# Material for the task start
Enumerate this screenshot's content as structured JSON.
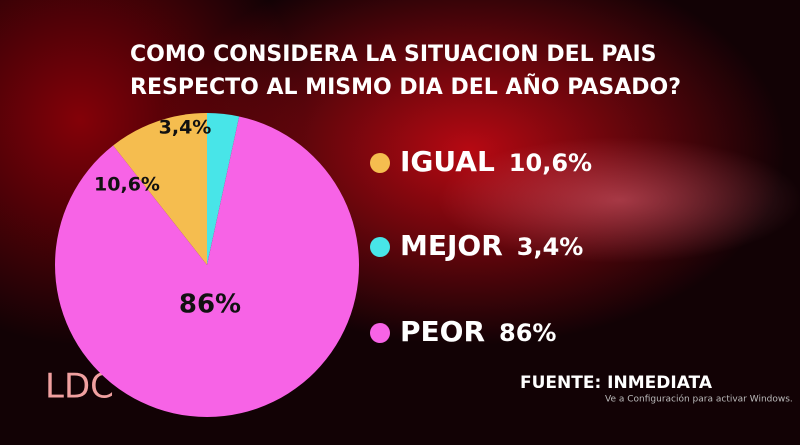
{
  "chart_data": {
    "type": "pie",
    "title": [
      "COMO CONSIDERA LA SITUACION DEL PAIS",
      "RESPECTO AL MISMO DIA DEL AÑO PASADO?"
    ],
    "categories": [
      "IGUAL",
      "MEJOR",
      "PEOR"
    ],
    "values": [
      10.6,
      3.4,
      86
    ],
    "value_labels": [
      "10,6%",
      "3,4%",
      "86%"
    ],
    "colors": [
      "#f5bd4f",
      "#48e5e8",
      "#f763e6"
    ],
    "source": "FUENTE: INMEDIATA",
    "logo": "LDC",
    "watermark": "Ve a Configuración para activar Windows."
  }
}
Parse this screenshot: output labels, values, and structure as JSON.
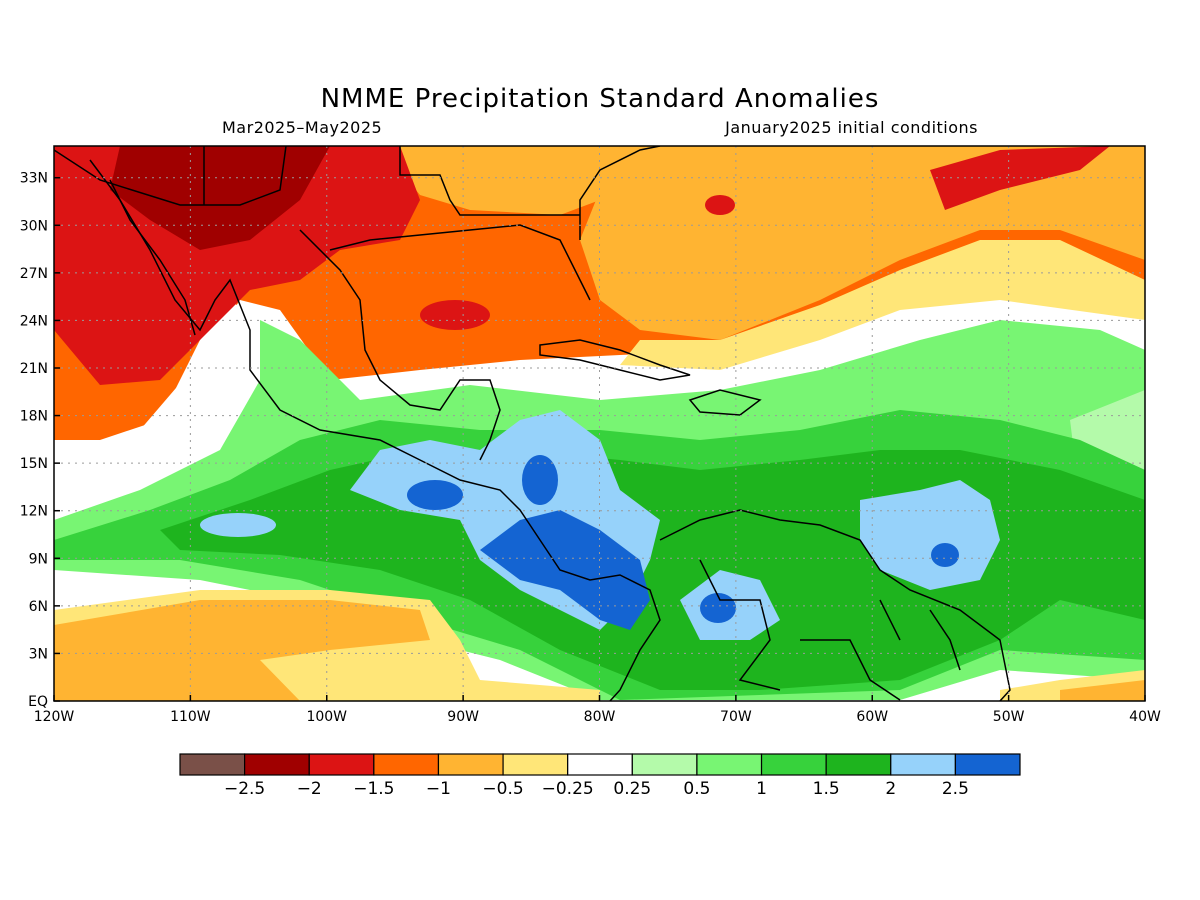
# Material for the task end
Set down all the data again exactly as above, pictures excluded.

• **Written solution**:
Enumerate this screenshot's content as structured JSON.
{
  "chart_data": {
    "type": "pie",
    "title": [
      "COMO CONSIDERA LA SITUACION DEL PAIS",
      "RESPECTO AL MISMO DIA DEL AÑO PASADO?"
    ],
    "categories": [
      "IGUAL",
      "MEJOR",
      "PEOR"
    ],
    "values": [
      10.6,
      3.4,
      86
    ],
    "value_labels": [
      "10,6%",
      "3,4%",
      "86%"
    ],
    "colors": [
      "#f5bd4f",
      "#48e5e8",
      "#f763e6"
    ],
    "source": "FUENTE: INMEDIATA",
    "logo": "LDC",
    "watermark": "Ve a Configuración para activar Windows."
  }
}
Parse this screenshot: output labels, values, and structure as JSON.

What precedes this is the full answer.